Questões:
- a) Copie do texto sobre o fim da energia nuclear na Alemanha o trecho que começa em "Na década de" e termina em "de tecnologias inteligentes.".
- b) Responda, com base no texto sobre o fim da energia nuclear na Alemanha:
(i) Quais foram as três usinas nucleares desligadas?
(ii) Segundo Miranda Schreurs, por qual percentual da matriz energética alemã a energia nuclear responde?
(iii) Que percentual da eletricidade alemã deve vir de fontes renováveis em 2030?

Trecho do texto:
À zero hora de ontem (19h de sábado em Brasília), a Alemanha fez história, ao desligar as suas três últimas usinas nucleares: Isar 2 (sudeste), Neckarwestheim (sudoeste) e Emsland (noroeste). A companhia de energia RWE classificou a desconexão da rede elétrica como "o fim de uma era". Pouco antes, sob o Portão de Brandemburgo, local icônico de Berlim, a organização não governamental ambiental Greenpeace fez uma manifestação marcada pelo adeus à energia atômica, representada por um dinossauro derrubado pelo ativismo antinuclear.
Miranda Schreurs, professora de Política Climática e Ambiental da Universidade Técnica de Munique e codiretora do Comitê de Supervisão dos Cidadãos Abordando a Gestão de Resíduos Nucleares, explicou ao Correio que, com a desativação das usinas nucleares, a Alemanha põe fim a seis décadas de produção de energia atômica e encerra décadas de conflito relacionado a uma fonte energética controversa. "Isso também significa que a energia pode ser transformada, no sentido de fazermos mais progresso na transição para a energia renovável. A Alemanha também produz mais eletricidade do que consome, e a energia nuclear responde por apenas 3% de sua matriz energética", comentou.
Na década de 1990, a Alemanha retirava apenas 3% de sua eletricidade das fontes renováveis. Hoje, esse percentual se aproxima dos 50%; em 2030, deve atingir 80% e, cinco anos depois, a totalidade. "Haverá redução da demanda e melhorias na eficiência energética e no armazenamento, além de produzir hidrogênio verde", avaliou Schreurs. Os próximos passos, antecipa a especialista alemã, envolverão a rápida construção de energias renováveis, o isolamento de casas e edifícios, o desenvolvimento de capacidades de armazenamento, a pesquisa e o desenvolvimento de hidrogênio verde e a adoção de tecnologias inteligentes.

Linhas de dados:
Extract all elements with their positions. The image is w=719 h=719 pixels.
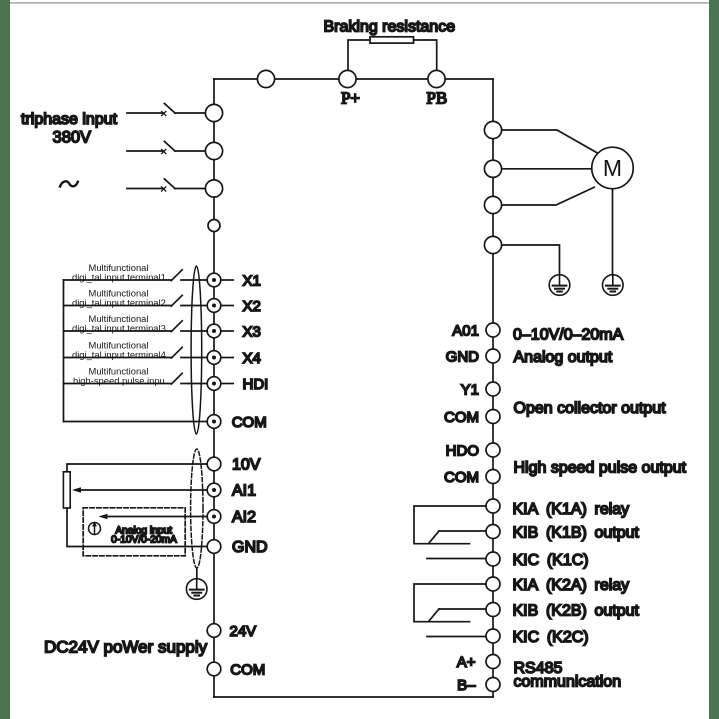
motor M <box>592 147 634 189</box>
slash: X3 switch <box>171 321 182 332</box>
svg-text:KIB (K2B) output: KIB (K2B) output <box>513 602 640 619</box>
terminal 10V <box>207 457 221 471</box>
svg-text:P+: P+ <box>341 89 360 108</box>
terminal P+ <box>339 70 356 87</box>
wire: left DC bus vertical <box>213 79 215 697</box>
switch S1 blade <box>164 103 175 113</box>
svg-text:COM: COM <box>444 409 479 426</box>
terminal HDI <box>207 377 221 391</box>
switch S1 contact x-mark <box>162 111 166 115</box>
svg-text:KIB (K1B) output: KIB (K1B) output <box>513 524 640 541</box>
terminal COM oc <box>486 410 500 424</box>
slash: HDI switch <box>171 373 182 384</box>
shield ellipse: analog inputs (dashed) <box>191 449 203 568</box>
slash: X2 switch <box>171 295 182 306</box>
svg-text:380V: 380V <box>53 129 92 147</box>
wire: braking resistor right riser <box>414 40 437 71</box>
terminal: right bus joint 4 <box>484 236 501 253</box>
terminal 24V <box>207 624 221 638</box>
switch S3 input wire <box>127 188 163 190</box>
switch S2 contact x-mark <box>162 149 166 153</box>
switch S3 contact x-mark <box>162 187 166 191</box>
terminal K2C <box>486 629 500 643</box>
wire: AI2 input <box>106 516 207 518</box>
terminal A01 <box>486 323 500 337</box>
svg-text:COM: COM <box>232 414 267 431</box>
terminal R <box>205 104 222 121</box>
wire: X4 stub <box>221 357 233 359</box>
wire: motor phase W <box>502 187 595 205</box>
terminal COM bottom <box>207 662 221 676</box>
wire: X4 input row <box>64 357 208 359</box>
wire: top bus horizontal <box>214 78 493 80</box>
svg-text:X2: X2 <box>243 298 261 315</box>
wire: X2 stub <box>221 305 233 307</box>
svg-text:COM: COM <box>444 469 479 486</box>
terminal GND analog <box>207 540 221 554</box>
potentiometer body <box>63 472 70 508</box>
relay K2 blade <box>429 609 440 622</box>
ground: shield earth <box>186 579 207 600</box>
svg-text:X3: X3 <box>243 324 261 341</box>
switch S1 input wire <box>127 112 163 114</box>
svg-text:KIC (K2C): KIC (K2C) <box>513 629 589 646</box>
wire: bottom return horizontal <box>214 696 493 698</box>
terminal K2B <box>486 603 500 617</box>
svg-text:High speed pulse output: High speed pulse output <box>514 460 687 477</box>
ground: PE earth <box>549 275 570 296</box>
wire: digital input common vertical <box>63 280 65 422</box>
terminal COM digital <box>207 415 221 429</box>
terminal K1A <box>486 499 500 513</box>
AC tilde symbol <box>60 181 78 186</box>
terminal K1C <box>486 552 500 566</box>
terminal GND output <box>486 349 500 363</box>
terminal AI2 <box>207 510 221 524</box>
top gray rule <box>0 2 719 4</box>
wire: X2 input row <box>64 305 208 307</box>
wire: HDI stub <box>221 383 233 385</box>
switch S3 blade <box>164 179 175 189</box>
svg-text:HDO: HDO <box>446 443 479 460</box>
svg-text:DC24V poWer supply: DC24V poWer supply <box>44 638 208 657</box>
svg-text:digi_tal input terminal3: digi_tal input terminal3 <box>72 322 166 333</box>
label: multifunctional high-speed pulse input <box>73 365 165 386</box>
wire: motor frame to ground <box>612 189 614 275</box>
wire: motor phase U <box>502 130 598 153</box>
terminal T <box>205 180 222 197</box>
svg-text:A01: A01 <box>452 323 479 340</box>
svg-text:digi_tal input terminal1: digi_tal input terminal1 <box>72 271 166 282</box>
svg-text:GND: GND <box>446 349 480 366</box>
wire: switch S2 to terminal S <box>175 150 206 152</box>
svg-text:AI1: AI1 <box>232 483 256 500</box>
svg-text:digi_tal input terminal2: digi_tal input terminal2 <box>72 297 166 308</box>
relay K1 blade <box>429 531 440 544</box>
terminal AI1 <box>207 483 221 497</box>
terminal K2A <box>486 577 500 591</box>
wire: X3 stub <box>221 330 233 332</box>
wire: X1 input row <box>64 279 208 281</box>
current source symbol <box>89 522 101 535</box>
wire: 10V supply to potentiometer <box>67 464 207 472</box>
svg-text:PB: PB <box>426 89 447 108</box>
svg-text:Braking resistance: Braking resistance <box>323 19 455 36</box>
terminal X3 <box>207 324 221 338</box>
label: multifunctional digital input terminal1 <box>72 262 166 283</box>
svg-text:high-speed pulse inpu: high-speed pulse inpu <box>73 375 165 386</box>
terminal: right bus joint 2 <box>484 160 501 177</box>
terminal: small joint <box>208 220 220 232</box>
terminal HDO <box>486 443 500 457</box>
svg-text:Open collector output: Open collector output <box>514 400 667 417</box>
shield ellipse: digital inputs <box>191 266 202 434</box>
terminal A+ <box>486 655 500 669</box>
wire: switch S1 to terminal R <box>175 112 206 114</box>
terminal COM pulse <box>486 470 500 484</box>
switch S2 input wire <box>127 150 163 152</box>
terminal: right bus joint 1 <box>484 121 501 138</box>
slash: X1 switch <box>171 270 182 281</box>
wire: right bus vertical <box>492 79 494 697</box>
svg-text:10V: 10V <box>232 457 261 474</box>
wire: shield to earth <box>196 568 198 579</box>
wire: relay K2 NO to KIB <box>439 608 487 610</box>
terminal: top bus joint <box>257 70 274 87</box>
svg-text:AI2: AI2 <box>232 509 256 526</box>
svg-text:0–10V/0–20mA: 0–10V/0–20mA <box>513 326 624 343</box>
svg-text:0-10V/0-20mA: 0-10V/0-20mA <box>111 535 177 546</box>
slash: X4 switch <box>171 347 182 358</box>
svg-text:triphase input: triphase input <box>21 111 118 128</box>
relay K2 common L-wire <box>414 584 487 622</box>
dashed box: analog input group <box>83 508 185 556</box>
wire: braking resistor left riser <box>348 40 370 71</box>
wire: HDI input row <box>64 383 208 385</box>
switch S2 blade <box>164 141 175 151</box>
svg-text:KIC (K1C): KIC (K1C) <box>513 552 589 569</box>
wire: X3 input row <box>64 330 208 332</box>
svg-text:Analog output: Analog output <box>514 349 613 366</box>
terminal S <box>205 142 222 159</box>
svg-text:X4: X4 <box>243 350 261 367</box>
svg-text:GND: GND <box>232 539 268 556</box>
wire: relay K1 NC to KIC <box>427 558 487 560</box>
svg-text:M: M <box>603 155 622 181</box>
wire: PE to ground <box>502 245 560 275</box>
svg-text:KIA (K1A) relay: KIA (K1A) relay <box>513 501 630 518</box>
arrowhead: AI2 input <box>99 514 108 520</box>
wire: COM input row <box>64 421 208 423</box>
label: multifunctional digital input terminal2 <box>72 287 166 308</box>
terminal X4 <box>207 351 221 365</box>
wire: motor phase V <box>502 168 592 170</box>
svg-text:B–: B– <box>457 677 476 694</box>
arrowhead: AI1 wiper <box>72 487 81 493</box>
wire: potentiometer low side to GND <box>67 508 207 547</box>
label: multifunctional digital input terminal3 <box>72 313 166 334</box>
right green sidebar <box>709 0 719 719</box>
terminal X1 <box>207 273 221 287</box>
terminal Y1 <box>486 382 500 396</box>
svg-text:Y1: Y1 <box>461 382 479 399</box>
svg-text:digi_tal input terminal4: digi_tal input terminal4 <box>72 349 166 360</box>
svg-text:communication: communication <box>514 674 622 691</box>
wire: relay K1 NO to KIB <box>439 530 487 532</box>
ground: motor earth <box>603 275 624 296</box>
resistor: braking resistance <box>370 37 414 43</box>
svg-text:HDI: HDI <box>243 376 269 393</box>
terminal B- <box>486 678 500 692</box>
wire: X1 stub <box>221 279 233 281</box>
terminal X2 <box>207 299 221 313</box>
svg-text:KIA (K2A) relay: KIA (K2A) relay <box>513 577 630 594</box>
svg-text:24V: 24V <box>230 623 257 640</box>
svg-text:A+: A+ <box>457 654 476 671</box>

Resultados por tarefa:
- a)
Na década de 1990, a Alemanha retirava apenas 3% de sua eletricidade das fontes renováveis. Hoje, esse percentual se aproxima dos 50%; em 2030, deve atingir 80% e, cinco anos depois, a totalidade. "Haverá redução da demanda e melhorias na eficiência energética e no armazenamento, além de produzir hidrogênio verde", avaliou Schreurs. Os próximos passos, antecipa a especialista alemã, envolverão a rápida construção de energias renováveis, o isolamento de casas e edifícios, o desenvolvimento de capacidades de armazenamento, a pesquisa e o desenvolvimento de hidrogênio verde e a adoção de tecnologias inteligentes.

- b)
(i) Isar 2, Neckarwestheim e Emsland.
(ii) Apenas 3%.
(iii) 80%.